Exercise data:
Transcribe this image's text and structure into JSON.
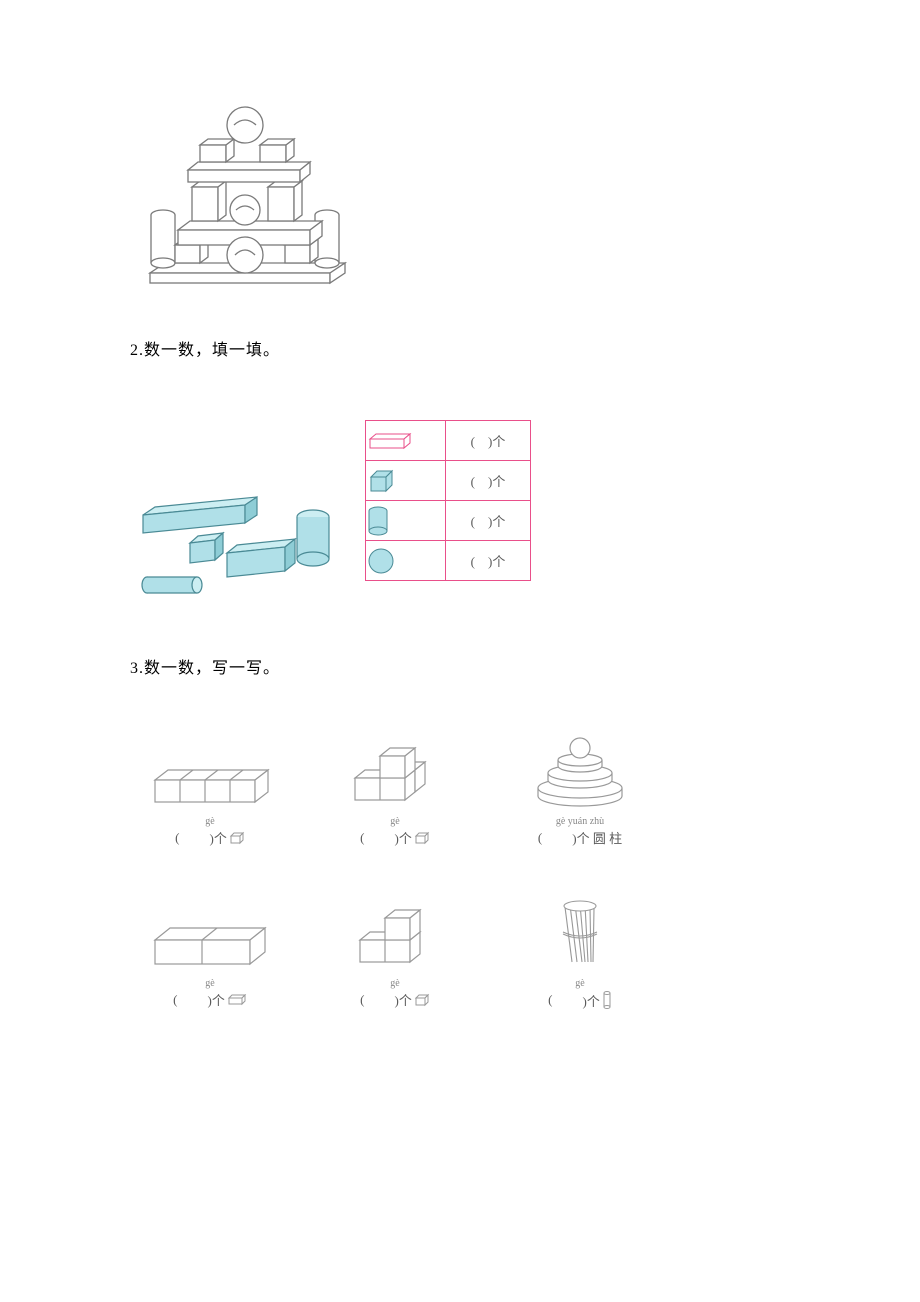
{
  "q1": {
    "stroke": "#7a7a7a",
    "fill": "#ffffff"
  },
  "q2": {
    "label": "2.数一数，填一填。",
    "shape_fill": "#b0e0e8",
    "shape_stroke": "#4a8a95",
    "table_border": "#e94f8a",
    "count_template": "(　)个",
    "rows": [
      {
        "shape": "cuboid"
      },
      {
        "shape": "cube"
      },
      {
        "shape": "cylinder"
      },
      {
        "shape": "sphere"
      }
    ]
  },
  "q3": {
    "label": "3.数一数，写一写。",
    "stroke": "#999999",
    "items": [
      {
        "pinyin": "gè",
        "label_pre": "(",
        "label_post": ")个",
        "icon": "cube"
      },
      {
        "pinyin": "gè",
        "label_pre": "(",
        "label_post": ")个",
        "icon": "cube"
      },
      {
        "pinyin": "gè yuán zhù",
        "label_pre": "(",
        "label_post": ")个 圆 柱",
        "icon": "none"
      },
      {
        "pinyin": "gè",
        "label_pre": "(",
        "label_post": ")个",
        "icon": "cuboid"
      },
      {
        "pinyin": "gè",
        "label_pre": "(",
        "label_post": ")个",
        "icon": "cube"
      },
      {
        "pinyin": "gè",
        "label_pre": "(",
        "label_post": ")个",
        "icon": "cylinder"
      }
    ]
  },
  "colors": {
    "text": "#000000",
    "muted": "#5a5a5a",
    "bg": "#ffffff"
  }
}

What is expected: Make an exact copy of all the material, but keep the pictures out of it.

The completed task:
Transcribe this image's text and structure into JSON.
{
  "q1": {
    "stroke": "#7a7a7a",
    "fill": "#ffffff"
  },
  "q2": {
    "label": "2.数一数，填一填。",
    "shape_fill": "#b0e0e8",
    "shape_stroke": "#4a8a95",
    "table_border": "#e94f8a",
    "count_template": "(　)个",
    "rows": [
      {
        "shape": "cuboid"
      },
      {
        "shape": "cube"
      },
      {
        "shape": "cylinder"
      },
      {
        "shape": "sphere"
      }
    ]
  },
  "q3": {
    "label": "3.数一数，写一写。",
    "stroke": "#999999",
    "items": [
      {
        "pinyin": "gè",
        "label_pre": "(",
        "label_post": ")个",
        "icon": "cube"
      },
      {
        "pinyin": "gè",
        "label_pre": "(",
        "label_post": ")个",
        "icon": "cube"
      },
      {
        "pinyin": "gè yuán zhù",
        "label_pre": "(",
        "label_post": ")个 圆 柱",
        "icon": "none"
      },
      {
        "pinyin": "gè",
        "label_pre": "(",
        "label_post": ")个",
        "icon": "cuboid"
      },
      {
        "pinyin": "gè",
        "label_pre": "(",
        "label_post": ")个",
        "icon": "cube"
      },
      {
        "pinyin": "gè",
        "label_pre": "(",
        "label_post": ")个",
        "icon": "cylinder"
      }
    ]
  },
  "colors": {
    "text": "#000000",
    "muted": "#5a5a5a",
    "bg": "#ffffff"
  }
}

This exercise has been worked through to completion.